[Records from a collection of figures]
◆ ◆ ◆ ◆

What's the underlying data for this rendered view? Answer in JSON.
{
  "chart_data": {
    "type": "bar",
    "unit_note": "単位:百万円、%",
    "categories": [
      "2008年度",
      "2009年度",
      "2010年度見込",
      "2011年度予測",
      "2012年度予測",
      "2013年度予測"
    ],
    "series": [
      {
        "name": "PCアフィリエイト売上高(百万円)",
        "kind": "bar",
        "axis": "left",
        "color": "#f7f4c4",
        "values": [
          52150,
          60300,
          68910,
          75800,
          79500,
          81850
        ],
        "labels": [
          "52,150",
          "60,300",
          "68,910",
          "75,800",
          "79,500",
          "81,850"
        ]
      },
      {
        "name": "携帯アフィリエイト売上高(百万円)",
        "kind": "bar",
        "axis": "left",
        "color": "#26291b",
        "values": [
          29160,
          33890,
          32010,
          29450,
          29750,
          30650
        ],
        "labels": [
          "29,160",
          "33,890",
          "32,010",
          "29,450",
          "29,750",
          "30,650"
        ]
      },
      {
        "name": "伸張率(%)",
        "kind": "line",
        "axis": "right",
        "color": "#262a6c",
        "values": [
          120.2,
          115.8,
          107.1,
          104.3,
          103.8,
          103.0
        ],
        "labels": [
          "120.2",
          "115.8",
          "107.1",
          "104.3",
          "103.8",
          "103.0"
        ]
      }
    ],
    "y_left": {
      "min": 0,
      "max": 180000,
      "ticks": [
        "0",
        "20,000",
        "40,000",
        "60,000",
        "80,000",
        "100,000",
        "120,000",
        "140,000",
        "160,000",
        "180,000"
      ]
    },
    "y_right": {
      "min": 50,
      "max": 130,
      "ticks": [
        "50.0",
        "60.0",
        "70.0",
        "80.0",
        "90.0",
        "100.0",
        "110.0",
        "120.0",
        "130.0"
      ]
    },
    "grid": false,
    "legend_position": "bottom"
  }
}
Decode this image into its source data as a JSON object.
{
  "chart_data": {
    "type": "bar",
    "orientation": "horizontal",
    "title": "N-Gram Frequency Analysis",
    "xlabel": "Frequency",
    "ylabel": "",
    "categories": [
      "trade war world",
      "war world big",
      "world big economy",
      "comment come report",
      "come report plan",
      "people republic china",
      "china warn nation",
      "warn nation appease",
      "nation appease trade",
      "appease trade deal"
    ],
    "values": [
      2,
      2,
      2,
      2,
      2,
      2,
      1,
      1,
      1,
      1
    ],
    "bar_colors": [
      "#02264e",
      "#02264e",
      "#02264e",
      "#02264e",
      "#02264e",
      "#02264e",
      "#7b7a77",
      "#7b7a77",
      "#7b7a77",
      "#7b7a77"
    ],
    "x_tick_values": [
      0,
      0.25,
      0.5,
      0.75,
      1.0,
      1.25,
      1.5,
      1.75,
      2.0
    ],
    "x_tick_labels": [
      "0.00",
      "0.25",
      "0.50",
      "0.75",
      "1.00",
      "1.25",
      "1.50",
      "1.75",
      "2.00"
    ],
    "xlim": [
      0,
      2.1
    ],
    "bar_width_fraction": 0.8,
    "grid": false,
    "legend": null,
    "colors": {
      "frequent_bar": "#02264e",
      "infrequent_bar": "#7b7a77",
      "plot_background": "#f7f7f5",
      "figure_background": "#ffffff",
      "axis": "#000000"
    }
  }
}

◆ ◆ ◆ ◆

Aim - Search the lines for the string "this" and copy every line that has it.

The response -
What's the underlying data for this rendered view? Answer in JSON.
Decode this image into its source data as a JSON object.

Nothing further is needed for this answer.